The opinion of the court was delivered by: MINER
MEMORANDUM-DECISION and ORDER
Plaintiff brought this civil rights action pursuant to the provisions of 42 U.S.C. §§ 1983 and 1985, claiming that he was discharged from the position of Deputy Commissioner of the Department of Public Works of the City of Albany in violation of rights guaranteed to him by the first, ninth and fourteenth amendments to the United States Constitution. At trial, plaintiff asserted only the first amendment violation as a basis for the relief sought -- compensatory damages for lost pay and mental anguish in the sum of $250,000; punitive damages in the sum of $1 million dollars (as against the individual defendants only); and attorney's fees to be fixed by the Court. Jurisdiction is predicated upon 28 U.S.C. § 1343. The action was tried to the Coaurt on March 29, 1983,
and final submissions were filed on April 12, 1983. There follow the findings of fact (including as part hereof the "Stipulated Facts" submitted by the parties) and the conclusions of law mandated by Fed.R.Civ.P. 52(a). [See Appendix.]
Clarence A. Phelan, the plaintiff, served in various capacities in the City of Albany Public Works Department from July 15, 1968, when he began his employment as a chauffeur, until January 27, 1978, when he was discharged as Deputy Commissioner of Public Works. Plaintiff was appointed to the position of Deputy Commissioner by defendant Harry F. Maikels, Commissioner of Public Works, on January 10, 1974, approximately ten days after Maikels became Commissioner. The appointment was approved by the Mayor of the City of Albany, defendant Erastus Corning II.

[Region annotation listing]
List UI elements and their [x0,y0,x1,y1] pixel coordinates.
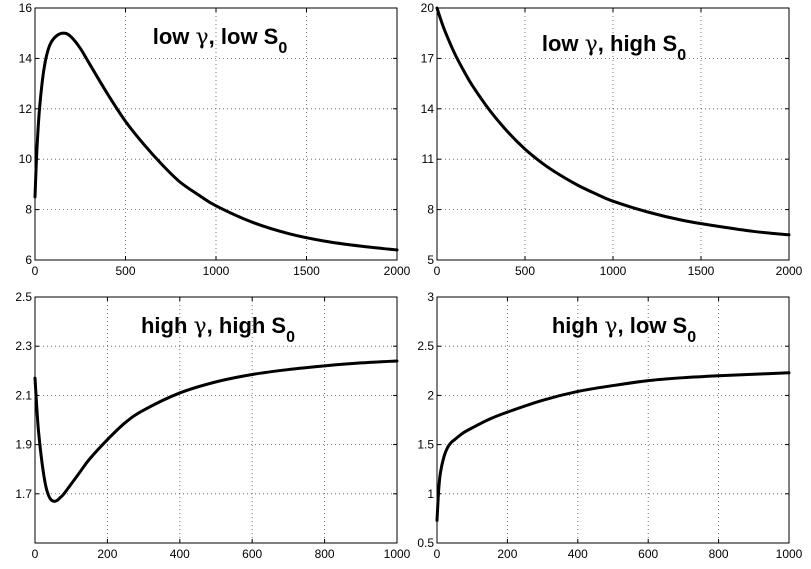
y-tick-label: 2.5 [417,339,434,353]
y-tick-label: 0.5 [417,536,434,550]
chart-panel-3: 0 200 400 600 800 1000 1.7 1.9 2.1 2.3 2.5 high γ, … [15,290,410,561]
y-tick-label: 1.7 [15,487,32,501]
title-text: , high S [207,313,286,338]
title-text: , low S [209,24,279,49]
x-tick-label: 2000 [776,264,803,278]
y-tick-label: 16 [19,1,33,15]
y-tick-label: 6 [25,253,32,267]
y-tick-label: 2.5 [15,290,32,304]
y-tick-label: 12 [19,102,33,116]
x-tick-label: 600 [638,547,658,561]
y-tick-label: 5 [427,253,434,267]
y-tick-label: 2 [427,388,434,402]
y-tick-label: 2.1 [15,388,32,402]
series-line [33,359,399,503]
title-text: , low S [618,313,688,338]
title-subscript: 0 [286,329,295,346]
title-subscript: 0 [278,40,287,57]
x-tick-label: 1500 [293,264,320,278]
x-tick-label: 800 [315,547,335,561]
x-tick-label: 0 [32,547,39,561]
title-greek: γ [196,25,209,50]
y-tick-label: 1 [427,487,434,501]
x-tick-label: 400 [170,547,190,561]
y-tick-label: 8 [427,203,434,217]
x-tick-label: 0 [434,547,441,561]
series-line [33,31,399,252]
plot-frame [34,296,398,544]
x-tick-label: 2000 [384,264,411,278]
plot-frame [436,296,790,544]
y-tick-label: 14 [19,51,33,65]
x-tick-label: 0 [32,264,39,278]
title-text: high [141,313,194,338]
panel-title: low γ, high S0 [542,31,686,64]
x-tick-label: 200 [497,547,517,561]
panel-title: high γ, high S0 [141,313,295,346]
y-tick-label: 20 [421,1,435,15]
y-tick-label: 17 [421,51,435,65]
y-tick-label: 3 [427,290,434,304]
title-greek: γ [604,314,617,339]
x-tick-label: 500 [515,264,535,278]
panel-title: high γ, low S0 [552,313,696,346]
x-tick-label: 400 [568,547,588,561]
title-text: low [153,24,196,49]
y-tick-label: 11 [422,152,435,166]
y-tick-label: 2.3 [15,339,32,353]
title-greek: γ [585,32,598,57]
title-text: , high S [598,31,677,56]
y-tick-label: 1.9 [15,438,32,452]
x-tick-label: 1000 [203,264,230,278]
y-tick-label: 10 [19,152,33,166]
series-line [435,6,791,237]
title-subscript: 0 [677,47,686,64]
x-tick-label: 1000 [384,547,411,561]
panel-title: low γ, low S0 [153,24,288,57]
x-tick-label: 1000 [776,547,803,561]
series-line [435,371,791,522]
x-tick-label: 1000 [600,264,627,278]
title-text: low [542,31,585,56]
chart-panel-4: 0 200 400 600 800 1000 0.5 1 1.5 2 2.5 3 high γ, low… [417,290,802,561]
title-greek: γ [194,314,207,339]
x-tick-label: 600 [242,547,262,561]
y-tick-label: 8 [25,203,32,217]
title-text: high [552,313,605,338]
y-tick-label: 1.5 [417,438,434,452]
x-tick-label: 200 [97,547,117,561]
x-tick-label: 0 [434,264,441,278]
x-tick-label: 800 [709,547,729,561]
title-subscript: 0 [687,329,696,346]
x-tick-label: 500 [115,264,135,278]
x-tick-label: 1500 [688,264,715,278]
y-tick-label: 14 [421,102,435,116]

• Tasks to carry out
1. Using the court opinion, decide whether each statement agrees with it: (a) the plaintiff began his employment with the Public Works Department as a chauffeur on July 15, 1968; (b) at trial, the plaintiff asserted a ninth amendment violation as a basis for relief; (c) Maikels appointed the plaintiff as Deputy Commissioner about ten days after becoming Commissioner. Answer yes or no for each and quote the words of the opinion that decide it.
2. List every full calendar date (month, day and year) that appears in the court opinion.
3. According to the court opinion, who approved the plaintiff's appointment to the position of Deputy Commissioner?
Answer from the court opinion alone, without using the listing.

• Per-task answers
1.
(a) Yes: "from July 15, 1968, when he began his employment as a chauffeur"
(b) No: "At trial, plaintiff asserted only the first amendment violation as a basis for the relief sought"
(c) Yes: "approximately ten days after Maikels became Commissioner"

2. March 29, 1983; April 12, 1983; July 15, 1968; January 27, 1978; January 10, 1974

3. The Mayor of the City of Albany, defendant Erastus Corning II.